◆ **KUTIPAN DOKUMEN**:
********

Pemberantasan Kekerasan Terhadap Perempuan Tak Cukup Dengan Peringatan Dan Kampanye 16HKTP
Oleh: Rifdhatul 'Anam
Pemerintah dalam Dinas Pemberdayaan, Perlindungan Anak, dan Pengadilan Penduduk (PPAPP) DKI Jakarta, menggelar kampanye 16 Hari Anti Kekerasan Terhadap Perempuan dan Anak (HKATPA). Upaya tersebut dilakukan untuk mewujudkan ruang aman bagi perempuan dan anak.
Momen 16 hari Anti Kekerasan terhadap Perempuan ditetapkan secara global mulai tanggal 25 November sampai 10 Desember. Tanggal 25 dipilih karena sebagai bentuk penghormatan kepada mirabel bersaudara, pegiat HAM yang tewas dibunuh (femisida) karena melawan politik dan menggugat kediktatoran rezim Rafael Trujillo di Republik Dominika pada tahun 1960.
Komnas perempuan mendefinisikan femisida itu sendiri berarti pembunuh terhadap perempuan yang dilakukan secara langsung ataupun tidak langsung karena jenis kelamin atau gendernya dan berlapis, yang didorong superioritas, dominasi, hegemoni, agresi maupun misogini terhadap perempuan serta rasa memiliki perempuan, ketimpangan relasi kuasa, serta kepuasan sadistik.

********

◆ **DATA HASIL EKSTRAKSI**:
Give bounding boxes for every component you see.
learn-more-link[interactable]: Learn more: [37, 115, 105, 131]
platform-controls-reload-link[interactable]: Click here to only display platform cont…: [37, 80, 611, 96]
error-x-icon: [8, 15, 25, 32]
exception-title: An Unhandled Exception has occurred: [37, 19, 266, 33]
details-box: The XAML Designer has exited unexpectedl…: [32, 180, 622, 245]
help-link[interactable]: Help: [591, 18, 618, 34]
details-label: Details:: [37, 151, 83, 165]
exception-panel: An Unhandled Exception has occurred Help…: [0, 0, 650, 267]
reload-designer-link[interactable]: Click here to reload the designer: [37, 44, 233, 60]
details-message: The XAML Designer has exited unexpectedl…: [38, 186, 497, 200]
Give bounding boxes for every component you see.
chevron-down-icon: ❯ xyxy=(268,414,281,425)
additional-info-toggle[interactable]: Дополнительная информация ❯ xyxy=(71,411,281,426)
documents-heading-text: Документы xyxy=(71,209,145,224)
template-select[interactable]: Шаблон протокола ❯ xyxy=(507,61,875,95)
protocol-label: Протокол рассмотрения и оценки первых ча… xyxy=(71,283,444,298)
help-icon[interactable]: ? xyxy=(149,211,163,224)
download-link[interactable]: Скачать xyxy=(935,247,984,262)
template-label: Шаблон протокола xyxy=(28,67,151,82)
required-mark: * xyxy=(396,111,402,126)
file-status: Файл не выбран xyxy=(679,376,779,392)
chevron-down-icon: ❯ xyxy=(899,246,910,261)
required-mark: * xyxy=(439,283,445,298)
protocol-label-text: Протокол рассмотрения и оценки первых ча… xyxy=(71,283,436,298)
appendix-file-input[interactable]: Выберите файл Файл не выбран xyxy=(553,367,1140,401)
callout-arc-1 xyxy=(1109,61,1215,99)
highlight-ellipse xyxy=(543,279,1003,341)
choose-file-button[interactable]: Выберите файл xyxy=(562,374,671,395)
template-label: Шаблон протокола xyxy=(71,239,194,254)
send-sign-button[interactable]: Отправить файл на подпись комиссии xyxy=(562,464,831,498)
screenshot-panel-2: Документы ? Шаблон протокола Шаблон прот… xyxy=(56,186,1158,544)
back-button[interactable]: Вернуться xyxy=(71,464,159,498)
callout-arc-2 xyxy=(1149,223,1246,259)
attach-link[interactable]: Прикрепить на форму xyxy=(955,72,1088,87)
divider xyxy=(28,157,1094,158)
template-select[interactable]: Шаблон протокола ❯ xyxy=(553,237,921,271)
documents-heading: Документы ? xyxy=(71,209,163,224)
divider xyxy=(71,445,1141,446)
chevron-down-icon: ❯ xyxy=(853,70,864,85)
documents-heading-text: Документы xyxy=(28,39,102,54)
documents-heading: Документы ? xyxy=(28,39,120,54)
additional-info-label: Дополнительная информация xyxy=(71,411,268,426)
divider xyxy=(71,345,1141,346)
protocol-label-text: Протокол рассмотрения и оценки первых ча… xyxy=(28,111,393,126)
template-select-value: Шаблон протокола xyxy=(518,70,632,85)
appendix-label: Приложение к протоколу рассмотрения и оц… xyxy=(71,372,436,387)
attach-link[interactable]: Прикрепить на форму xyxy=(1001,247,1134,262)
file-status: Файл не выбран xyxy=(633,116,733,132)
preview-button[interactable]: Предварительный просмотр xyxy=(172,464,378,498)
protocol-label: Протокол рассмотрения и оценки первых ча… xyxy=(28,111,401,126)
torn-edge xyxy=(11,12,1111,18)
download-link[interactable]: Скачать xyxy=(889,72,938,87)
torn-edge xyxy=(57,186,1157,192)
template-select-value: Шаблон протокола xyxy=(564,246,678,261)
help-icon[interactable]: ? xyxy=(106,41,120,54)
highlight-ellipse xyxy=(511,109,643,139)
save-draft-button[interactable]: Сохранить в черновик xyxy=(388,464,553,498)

********

◆ **PETUNJUK LATIHAN**:
Teruskan teks tentang kampanye 16 hari antikekerasan terhadap perempuan di atas, dimulai setelah kalimat terakhirnya.

◆ **JAWABAN TUGAS**:
Kampanye di Indonesia telah berlangsung sejak 2001, berarti sudah lebih dari 20 tahun hal ini dilakukan, namun kekerasan terhadap perempuan terus saja terjadi malah semakin menjadi. Bahkan ketika UU TPKS sudah disahkan, tetapi tetap tidak bisa menyelesaikan permasalahan ini. Sistem sanksi yang diterapkan dalam UU TPKS tidak memberikan efek jera bagi para pelaku kejahatan.
Banyaknya permasalahan yang terjadi karena ketimpangan relasi gender antara laki-laki dan perempuan. Ide kesetaraan gender ini dapat membawa perempuan dalam penderitaan yang makin nyata. begitu pun halnya dengan HAM yang selalu di junjung tinggi untuk mendapat kebebasan bertindak.
Seperti contoh kasus yang terjadi di Sumatra Utara, seorang suami tega membunuh dan memutilasi istrinya sendiri, lantaran sakit hati karena perlakuan sang istri yang kerap berucap kasar. (TVOne.com)
Sederetan kasus kekerasan ini, seolah menjadi watak masyarakat yang hidup dalam sistem sekuler kapitalisme. Mereka menjadikan kekerasan sebagai solusi mengatasi persoalan, akibat dari tekanan hidup seperti himpitan ekonomi. Inilah buah dari sistem yang diterapkan saat ini yaitu sistem sekuler kapitalisme.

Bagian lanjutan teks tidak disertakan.